§ **What is required**
The records that follow are to be repeated exactly, with the pictures removed.

§ **Records to process**
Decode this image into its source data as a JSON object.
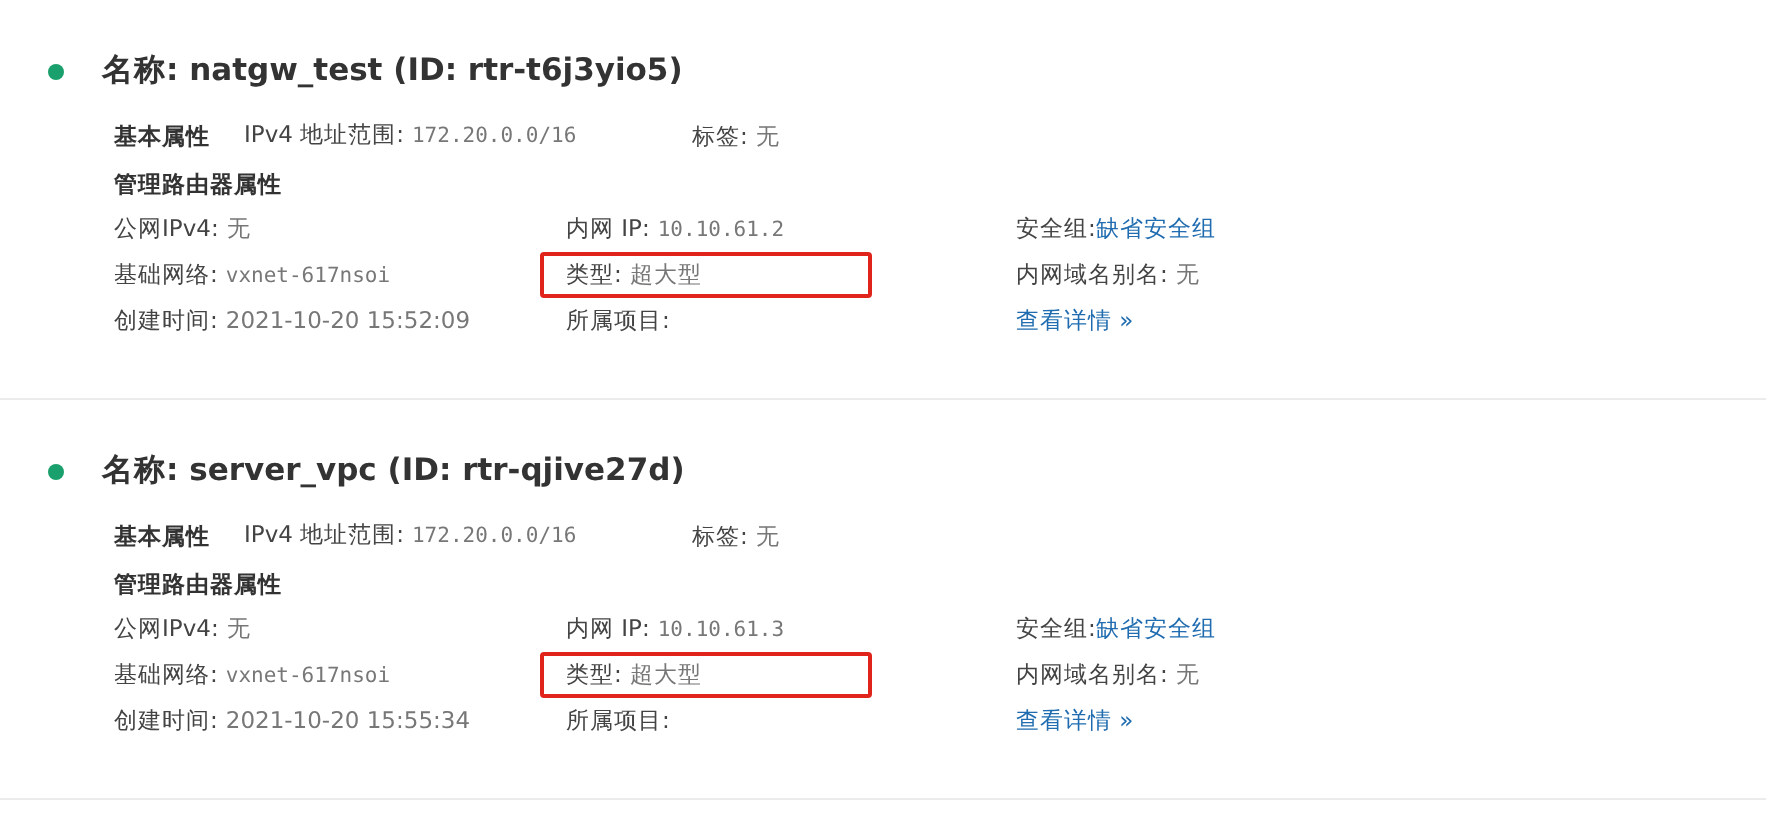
{
  "routers": [
    {
      "color": "#1aa06d",
      "title": "名称: natgw_test (ID: rtr-t6j3yio5)",
      "basic": {
        "heading": "基本属性",
        "fields": [
          {
            "label": "IPv4 地址范围:",
            "value": "172.20.0.0/16",
            "kind": "mono"
          },
          {
            "label": "标签:",
            "value": "无",
            "kind": "text"
          }
        ]
      },
      "manage": {
        "heading": "管理路由器属性",
        "fields": [
          {
            "label": "公网IPv4:",
            "value": "无",
            "kind": "text",
            "highlighted": false
          },
          {
            "label": "内网 IP:",
            "value": "10.10.61.2",
            "kind": "mono",
            "highlighted": false
          },
          {
            "label": "安全组:",
            "value": "缺省安全组",
            "kind": "link",
            "highlighted": false
          },
          {
            "label": "基础网络:",
            "value": "vxnet-617nsoi",
            "kind": "mono",
            "highlighted": false
          },
          {
            "label": "类型:",
            "value": "超大型",
            "kind": "text",
            "highlighted": true
          },
          {
            "label": "内网域名别名:",
            "value": "无",
            "kind": "text",
            "highlighted": false
          },
          {
            "label": "创建时间:",
            "value": "2021-10-20 15:52:09",
            "kind": "text",
            "highlighted": false
          },
          {
            "label": "所属项目:",
            "highlighted": false
          },
          {
            "value": "查看详情 »",
            "kind": "link",
            "highlighted": false
          }
        ]
      }
    },
    {
      "color": "#1aa06d",
      "title": "名称: server_vpc (ID: rtr-qjive27d)",
      "basic": {
        "heading": "基本属性",
        "fields": [
          {
            "label": "IPv4 地址范围:",
            "value": "172.20.0.0/16",
            "kind": "mono"
          },
          {
            "label": "标签:",
            "value": "无",
            "kind": "text"
          }
        ]
      },
      "manage": {
        "heading": "管理路由器属性",
        "fields": [
          {
            "label": "公网IPv4:",
            "value": "无",
            "kind": "text",
            "highlighted": false
          },
          {
            "label": "内网 IP:",
            "value": "10.10.61.3",
            "kind": "mono",
            "highlighted": false
          },
          {
            "label": "安全组:",
            "value": "缺省安全组",
            "kind": "link",
            "highlighted": false
          },
          {
            "label": "基础网络:",
            "value": "vxnet-617nsoi",
            "kind": "mono",
            "highlighted": false
          },
          {
            "label": "类型:",
            "value": "超大型",
            "kind": "text",
            "highlighted": true
          },
          {
            "label": "内网域名别名:",
            "value": "无",
            "kind": "text",
            "highlighted": false
          },
          {
            "label": "创建时间:",
            "value": "2021-10-20 15:55:34",
            "kind": "text",
            "highlighted": false
          },
          {
            "label": "所属项目:",
            "highlighted": false
          },
          {
            "value": "查看详情 »",
            "kind": "link",
            "highlighted": false
          }
        ]
      }
    }
  ]
}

§ **Exercise result**
Decode this image into its source data as a JSON object.
{
  "routers": [
    {
      "color": "#1aa06d",
      "title": "名称: natgw_test (ID: rtr-t6j3yio5)",
      "basic": {
        "heading": "基本属性",
        "fields": [
          {
            "label": "IPv4 地址范围:",
            "value": "172.20.0.0/16",
            "kind": "mono"
          },
          {
            "label": "标签:",
            "value": "无",
            "kind": "text"
          }
        ]
      },
      "manage": {
        "heading": "管理路由器属性",
        "fields": [
          {
            "label": "公网IPv4:",
            "value": "无",
            "kind": "text",
            "highlighted": false
          },
          {
            "label": "内网 IP:",
            "value": "10.10.61.2",
            "kind": "mono",
            "highlighted": false
          },
          {
            "label": "安全组:",
            "value": "缺省安全组",
            "kind": "link",
            "highlighted": false
          },
          {
            "label": "基础网络:",
            "value": "vxnet-617nsoi",
            "kind": "mono",
            "highlighted": false
          },
          {
            "label": "类型:",
            "value": "超大型",
            "kind": "text",
            "highlighted": true
          },
          {
            "label": "内网域名别名:",
            "value": "无",
            "kind": "text",
            "highlighted": false
          },
          {
            "label": "创建时间:",
            "value": "2021-10-20 15:52:09",
            "kind": "text",
            "highlighted": false
          },
          {
            "label": "所属项目:",
            "highlighted": false
          },
          {
            "value": "查看详情 »",
            "kind": "link",
            "highlighted": false
          }
        ]
      }
    },
    {
      "color": "#1aa06d",
      "title": "名称: server_vpc (ID: rtr-qjive27d)",
      "basic": {
        "heading": "基本属性",
        "fields": [
          {
            "label": "IPv4 地址范围:",
            "value": "172.20.0.0/16",
            "kind": "mono"
          },
          {
            "label": "标签:",
            "value": "无",
            "kind": "text"
          }
        ]
      },
      "manage": {
        "heading": "管理路由器属性",
        "fields": [
          {
            "label": "公网IPv4:",
            "value": "无",
            "kind": "text",
            "highlighted": false
          },
          {
            "label": "内网 IP:",
            "value": "10.10.61.3",
            "kind": "mono",
            "highlighted": false
          },
          {
            "label": "安全组:",
            "value": "缺省安全组",
            "kind": "link",
            "highlighted": false
          },
          {
            "label": "基础网络:",
            "value": "vxnet-617nsoi",
            "kind": "mono",
            "highlighted": false
          },
          {
            "label": "类型:",
            "value": "超大型",
            "kind": "text",
            "highlighted": true
          },
          {
            "label": "内网域名别名:",
            "value": "无",
            "kind": "text",
            "highlighted": false
          },
          {
            "label": "创建时间:",
            "value": "2021-10-20 15:55:34",
            "kind": "text",
            "highlighted": false
          },
          {
            "label": "所属项目:",
            "highlighted": false
          },
          {
            "value": "查看详情 »",
            "kind": "link",
            "highlighted": false
          }
        ]
      }
    }
  ]
}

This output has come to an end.